**Material supplied:**
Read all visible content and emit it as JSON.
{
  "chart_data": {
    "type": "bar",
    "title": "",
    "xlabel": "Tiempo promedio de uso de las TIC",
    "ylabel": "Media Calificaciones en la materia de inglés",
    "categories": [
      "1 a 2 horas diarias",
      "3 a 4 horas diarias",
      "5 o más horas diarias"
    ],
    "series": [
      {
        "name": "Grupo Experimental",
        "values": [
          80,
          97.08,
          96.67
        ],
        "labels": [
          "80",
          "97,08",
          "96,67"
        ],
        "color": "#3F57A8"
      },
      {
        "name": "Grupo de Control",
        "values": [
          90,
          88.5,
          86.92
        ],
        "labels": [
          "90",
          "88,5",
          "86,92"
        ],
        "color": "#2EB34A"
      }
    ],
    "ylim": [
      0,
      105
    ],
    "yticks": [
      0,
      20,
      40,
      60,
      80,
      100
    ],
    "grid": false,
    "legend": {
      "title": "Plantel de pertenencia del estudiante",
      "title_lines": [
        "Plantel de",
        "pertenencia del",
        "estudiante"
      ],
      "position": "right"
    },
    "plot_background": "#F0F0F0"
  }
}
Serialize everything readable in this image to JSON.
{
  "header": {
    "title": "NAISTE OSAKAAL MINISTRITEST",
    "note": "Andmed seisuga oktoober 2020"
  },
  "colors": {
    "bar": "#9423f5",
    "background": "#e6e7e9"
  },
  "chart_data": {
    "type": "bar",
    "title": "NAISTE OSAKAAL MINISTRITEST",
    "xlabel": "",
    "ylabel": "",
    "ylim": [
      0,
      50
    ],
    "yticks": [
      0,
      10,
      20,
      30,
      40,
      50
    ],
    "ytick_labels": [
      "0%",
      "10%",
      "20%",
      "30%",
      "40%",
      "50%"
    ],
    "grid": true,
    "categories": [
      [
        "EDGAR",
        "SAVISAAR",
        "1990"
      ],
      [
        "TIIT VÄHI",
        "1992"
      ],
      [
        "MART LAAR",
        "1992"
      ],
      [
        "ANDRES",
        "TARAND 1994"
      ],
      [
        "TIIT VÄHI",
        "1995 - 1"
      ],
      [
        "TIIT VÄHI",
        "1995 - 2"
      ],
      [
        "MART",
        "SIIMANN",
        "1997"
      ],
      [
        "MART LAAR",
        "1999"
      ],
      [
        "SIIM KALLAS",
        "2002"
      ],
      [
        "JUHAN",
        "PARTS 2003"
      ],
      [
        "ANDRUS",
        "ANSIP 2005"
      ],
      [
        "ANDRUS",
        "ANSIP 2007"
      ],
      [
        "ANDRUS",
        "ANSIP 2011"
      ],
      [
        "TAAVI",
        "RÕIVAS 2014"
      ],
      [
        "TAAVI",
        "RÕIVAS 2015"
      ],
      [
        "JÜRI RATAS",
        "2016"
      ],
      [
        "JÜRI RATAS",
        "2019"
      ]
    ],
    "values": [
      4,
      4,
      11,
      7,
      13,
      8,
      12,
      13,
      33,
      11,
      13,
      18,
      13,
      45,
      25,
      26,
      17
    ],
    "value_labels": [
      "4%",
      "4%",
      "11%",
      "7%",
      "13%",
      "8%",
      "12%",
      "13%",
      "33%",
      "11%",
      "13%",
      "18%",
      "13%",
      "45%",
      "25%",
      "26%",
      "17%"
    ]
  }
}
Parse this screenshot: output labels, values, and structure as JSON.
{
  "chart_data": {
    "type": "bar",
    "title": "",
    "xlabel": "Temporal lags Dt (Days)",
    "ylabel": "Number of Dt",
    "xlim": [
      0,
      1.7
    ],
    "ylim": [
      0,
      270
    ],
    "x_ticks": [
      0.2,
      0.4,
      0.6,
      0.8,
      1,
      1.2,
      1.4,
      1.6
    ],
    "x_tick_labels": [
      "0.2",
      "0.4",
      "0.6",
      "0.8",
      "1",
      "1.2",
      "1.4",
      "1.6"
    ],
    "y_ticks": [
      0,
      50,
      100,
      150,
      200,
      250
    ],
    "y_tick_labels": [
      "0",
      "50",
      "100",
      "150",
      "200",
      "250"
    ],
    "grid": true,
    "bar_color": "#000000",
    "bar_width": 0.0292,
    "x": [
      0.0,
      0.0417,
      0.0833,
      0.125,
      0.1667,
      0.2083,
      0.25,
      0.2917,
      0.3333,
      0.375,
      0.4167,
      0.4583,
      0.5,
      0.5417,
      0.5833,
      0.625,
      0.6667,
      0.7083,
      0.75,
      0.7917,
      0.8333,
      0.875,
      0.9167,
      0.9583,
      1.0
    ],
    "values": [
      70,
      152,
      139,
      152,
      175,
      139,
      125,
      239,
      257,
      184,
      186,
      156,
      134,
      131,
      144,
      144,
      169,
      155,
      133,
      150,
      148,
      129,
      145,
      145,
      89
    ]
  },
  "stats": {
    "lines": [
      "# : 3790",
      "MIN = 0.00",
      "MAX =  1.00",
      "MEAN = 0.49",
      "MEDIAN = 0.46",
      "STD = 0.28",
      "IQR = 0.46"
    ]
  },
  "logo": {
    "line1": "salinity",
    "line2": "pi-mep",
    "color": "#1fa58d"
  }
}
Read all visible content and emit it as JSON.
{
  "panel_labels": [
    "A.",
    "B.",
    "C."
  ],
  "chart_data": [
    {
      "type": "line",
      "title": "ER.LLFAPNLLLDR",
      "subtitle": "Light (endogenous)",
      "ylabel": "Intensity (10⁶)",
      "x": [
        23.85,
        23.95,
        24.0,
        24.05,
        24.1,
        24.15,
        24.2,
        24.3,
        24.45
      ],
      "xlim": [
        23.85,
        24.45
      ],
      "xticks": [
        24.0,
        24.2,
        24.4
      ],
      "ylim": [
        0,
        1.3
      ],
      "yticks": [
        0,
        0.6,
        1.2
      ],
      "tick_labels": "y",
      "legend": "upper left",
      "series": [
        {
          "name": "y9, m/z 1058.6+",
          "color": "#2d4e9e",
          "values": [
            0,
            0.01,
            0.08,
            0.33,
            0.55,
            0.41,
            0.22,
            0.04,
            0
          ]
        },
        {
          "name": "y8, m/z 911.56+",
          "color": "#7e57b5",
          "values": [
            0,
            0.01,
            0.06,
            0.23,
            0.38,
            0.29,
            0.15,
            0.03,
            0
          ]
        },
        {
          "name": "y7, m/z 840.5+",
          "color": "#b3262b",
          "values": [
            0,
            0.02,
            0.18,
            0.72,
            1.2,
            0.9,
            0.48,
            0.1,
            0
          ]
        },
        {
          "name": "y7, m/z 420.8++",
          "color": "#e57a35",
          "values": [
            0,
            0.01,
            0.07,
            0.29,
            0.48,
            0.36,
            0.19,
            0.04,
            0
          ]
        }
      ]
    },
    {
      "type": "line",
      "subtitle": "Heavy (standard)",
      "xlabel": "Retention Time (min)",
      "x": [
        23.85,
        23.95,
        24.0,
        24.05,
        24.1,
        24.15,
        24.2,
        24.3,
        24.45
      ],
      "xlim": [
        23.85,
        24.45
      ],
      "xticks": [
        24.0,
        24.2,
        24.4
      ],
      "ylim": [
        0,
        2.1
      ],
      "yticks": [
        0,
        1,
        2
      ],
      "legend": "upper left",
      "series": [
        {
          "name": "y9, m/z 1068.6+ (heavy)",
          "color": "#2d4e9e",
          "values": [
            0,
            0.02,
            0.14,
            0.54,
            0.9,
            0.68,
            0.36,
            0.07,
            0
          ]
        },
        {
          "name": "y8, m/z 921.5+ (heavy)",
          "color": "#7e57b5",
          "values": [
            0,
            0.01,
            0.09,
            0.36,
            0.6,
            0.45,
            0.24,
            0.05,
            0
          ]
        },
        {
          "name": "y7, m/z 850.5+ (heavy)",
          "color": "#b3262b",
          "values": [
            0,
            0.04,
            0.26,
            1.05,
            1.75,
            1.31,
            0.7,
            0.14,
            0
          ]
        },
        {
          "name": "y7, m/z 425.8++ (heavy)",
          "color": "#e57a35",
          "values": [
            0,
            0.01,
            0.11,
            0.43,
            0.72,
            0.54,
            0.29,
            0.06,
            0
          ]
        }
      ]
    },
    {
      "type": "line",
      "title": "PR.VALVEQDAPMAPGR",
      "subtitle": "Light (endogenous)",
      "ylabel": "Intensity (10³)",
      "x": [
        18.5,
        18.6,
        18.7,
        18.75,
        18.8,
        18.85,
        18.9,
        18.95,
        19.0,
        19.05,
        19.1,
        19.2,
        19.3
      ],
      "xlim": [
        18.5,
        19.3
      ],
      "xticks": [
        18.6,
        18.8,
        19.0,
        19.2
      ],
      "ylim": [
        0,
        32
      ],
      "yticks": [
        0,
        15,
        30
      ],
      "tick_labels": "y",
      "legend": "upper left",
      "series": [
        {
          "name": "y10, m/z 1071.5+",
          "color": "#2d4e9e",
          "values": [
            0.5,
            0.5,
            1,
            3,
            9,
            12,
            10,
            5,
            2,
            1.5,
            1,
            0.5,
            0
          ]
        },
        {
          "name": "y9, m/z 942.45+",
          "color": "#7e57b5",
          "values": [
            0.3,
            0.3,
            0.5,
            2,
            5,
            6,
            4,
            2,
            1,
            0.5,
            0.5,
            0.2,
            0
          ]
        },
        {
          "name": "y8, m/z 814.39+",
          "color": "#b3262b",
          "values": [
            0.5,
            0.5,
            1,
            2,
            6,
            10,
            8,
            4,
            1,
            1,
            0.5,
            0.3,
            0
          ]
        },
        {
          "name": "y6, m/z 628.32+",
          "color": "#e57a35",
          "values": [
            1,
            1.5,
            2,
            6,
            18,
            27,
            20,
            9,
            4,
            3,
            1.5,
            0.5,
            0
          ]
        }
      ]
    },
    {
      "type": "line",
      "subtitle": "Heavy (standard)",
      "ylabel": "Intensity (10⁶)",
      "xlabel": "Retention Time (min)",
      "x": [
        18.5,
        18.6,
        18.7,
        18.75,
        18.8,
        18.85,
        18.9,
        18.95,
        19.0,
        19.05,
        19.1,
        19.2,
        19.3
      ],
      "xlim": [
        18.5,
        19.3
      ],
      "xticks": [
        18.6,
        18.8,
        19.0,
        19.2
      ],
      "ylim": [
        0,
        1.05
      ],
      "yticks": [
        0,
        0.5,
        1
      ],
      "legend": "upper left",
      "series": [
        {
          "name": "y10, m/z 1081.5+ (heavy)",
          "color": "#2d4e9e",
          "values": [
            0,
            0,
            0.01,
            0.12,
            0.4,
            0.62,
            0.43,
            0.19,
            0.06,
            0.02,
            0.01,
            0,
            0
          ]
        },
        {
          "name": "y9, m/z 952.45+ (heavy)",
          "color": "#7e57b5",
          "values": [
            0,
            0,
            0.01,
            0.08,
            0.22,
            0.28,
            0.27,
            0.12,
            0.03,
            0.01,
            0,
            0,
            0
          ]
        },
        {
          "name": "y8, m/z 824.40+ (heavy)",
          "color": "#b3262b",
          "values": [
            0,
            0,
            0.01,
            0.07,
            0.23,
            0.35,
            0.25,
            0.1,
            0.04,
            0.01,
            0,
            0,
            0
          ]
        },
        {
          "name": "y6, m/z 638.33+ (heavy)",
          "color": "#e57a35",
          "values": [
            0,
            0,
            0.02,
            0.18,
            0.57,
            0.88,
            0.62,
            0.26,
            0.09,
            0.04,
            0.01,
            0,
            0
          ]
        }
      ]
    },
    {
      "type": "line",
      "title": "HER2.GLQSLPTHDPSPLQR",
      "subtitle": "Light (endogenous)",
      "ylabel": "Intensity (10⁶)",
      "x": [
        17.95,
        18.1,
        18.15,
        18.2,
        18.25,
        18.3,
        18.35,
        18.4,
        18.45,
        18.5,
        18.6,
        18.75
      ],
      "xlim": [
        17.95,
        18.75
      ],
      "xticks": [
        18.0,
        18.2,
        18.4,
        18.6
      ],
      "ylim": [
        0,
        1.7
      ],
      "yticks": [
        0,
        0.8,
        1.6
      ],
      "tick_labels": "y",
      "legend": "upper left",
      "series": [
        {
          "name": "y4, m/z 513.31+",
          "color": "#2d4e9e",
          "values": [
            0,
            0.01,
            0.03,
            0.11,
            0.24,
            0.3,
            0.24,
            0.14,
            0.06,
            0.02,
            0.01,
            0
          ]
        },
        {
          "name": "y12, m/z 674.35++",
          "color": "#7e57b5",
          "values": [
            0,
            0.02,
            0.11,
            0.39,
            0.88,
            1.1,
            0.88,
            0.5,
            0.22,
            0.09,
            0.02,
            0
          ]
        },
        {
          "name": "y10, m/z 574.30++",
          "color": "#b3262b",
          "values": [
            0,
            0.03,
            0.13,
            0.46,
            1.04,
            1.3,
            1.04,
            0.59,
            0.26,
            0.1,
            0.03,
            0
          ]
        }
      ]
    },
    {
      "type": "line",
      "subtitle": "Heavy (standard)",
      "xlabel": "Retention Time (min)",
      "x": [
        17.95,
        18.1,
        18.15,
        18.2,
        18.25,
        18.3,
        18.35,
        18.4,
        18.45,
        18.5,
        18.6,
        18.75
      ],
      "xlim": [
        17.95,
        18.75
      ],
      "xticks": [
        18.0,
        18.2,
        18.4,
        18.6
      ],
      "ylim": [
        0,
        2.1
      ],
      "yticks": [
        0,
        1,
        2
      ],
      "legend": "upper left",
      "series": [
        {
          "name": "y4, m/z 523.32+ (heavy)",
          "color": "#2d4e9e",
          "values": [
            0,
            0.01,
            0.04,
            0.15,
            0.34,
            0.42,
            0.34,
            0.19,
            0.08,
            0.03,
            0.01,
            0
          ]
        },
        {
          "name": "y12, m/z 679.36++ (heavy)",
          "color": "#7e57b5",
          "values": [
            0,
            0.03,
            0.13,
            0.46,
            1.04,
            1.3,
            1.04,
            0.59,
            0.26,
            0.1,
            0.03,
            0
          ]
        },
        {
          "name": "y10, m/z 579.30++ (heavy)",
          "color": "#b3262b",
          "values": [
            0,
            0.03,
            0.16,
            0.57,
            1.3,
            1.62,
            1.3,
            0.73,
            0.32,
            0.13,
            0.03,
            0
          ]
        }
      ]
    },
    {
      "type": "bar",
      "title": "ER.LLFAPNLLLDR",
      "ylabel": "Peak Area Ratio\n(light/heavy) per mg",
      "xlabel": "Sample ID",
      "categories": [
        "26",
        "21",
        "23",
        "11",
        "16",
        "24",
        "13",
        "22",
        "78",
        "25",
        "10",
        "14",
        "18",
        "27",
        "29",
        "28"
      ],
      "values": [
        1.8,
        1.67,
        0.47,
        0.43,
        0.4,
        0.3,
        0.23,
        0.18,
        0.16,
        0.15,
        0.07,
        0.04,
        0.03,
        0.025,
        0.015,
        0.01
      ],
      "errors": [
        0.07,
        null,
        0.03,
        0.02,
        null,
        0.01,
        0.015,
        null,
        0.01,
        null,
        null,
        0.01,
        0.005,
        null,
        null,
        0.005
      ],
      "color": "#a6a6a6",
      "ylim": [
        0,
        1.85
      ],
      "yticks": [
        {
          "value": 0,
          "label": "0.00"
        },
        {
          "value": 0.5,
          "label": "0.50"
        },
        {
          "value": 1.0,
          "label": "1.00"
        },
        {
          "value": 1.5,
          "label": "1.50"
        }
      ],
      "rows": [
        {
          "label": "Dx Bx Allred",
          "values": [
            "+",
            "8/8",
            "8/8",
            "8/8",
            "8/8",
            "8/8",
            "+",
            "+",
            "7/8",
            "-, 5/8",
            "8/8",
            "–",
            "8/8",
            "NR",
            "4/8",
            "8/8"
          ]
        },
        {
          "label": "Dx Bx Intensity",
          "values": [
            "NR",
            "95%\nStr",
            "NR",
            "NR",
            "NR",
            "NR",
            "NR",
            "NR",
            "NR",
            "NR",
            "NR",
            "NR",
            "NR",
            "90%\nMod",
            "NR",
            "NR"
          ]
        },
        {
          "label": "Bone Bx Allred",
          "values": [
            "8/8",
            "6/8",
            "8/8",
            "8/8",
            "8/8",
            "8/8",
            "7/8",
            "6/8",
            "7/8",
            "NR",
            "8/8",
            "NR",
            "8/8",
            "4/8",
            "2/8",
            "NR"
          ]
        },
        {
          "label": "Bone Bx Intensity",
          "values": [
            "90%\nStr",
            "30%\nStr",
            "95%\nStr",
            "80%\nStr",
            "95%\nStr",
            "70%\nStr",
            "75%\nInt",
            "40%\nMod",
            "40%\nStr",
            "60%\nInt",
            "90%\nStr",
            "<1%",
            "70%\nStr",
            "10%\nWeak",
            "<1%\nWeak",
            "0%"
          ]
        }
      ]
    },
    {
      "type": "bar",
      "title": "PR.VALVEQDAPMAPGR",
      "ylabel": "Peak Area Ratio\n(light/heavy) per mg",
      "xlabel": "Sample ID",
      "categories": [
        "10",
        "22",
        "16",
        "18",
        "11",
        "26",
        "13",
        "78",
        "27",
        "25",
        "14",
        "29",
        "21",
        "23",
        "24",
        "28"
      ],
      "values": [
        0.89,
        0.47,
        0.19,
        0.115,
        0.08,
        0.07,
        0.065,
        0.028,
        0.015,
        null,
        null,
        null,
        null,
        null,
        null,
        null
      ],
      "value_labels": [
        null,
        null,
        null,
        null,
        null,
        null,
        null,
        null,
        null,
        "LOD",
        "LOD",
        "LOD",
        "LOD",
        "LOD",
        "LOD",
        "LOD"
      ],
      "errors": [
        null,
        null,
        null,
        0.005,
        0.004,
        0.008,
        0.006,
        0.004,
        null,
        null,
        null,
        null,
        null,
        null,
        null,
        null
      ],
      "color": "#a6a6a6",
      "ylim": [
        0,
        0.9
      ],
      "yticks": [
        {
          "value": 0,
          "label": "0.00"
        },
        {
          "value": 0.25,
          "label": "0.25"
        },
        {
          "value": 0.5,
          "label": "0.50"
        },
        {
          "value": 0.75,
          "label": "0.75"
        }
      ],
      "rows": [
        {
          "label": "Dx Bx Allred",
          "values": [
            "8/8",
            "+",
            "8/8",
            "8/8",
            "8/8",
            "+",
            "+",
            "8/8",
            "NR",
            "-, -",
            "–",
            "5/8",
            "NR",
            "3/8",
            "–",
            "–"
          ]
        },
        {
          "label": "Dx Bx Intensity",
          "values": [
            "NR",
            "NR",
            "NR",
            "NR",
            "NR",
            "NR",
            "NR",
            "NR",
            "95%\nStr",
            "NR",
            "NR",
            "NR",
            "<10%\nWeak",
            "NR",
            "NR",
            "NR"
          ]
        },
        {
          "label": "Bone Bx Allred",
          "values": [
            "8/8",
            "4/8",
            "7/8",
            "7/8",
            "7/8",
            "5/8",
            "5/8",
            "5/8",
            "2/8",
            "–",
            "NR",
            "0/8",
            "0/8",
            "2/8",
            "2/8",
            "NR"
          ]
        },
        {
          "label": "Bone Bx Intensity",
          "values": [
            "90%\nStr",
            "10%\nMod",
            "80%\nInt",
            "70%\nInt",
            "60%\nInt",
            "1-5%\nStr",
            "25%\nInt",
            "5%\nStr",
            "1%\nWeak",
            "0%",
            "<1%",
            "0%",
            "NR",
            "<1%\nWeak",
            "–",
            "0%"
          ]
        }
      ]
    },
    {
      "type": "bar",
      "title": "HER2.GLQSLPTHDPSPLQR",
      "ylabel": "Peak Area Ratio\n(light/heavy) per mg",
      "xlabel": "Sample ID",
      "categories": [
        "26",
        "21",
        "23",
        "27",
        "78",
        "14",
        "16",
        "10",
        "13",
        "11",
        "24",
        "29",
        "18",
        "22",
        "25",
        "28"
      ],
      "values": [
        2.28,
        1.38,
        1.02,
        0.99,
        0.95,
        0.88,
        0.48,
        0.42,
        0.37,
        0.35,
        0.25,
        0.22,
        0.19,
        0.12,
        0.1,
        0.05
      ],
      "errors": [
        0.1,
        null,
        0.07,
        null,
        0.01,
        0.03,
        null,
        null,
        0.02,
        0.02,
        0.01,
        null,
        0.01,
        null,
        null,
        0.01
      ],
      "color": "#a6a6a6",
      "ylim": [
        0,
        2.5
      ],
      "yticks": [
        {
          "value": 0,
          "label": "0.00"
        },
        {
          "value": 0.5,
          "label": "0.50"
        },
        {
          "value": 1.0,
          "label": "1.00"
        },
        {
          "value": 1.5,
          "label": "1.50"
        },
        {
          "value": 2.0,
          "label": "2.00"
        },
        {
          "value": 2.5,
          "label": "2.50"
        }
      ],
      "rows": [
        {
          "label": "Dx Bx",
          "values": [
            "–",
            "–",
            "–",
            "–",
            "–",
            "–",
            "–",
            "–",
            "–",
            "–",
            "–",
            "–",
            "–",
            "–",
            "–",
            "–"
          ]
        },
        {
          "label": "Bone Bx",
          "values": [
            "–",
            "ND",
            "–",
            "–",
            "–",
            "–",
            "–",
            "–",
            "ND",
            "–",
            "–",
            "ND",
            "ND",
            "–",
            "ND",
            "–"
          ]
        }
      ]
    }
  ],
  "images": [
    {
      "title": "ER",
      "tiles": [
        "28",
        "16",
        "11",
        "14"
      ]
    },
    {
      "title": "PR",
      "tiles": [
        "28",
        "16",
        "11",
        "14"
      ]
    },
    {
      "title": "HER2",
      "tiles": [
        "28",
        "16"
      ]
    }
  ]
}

**Written task:** From the data above, work out how many lines hold "Grupo". Answer with the number alone.

**Exercise output:** 2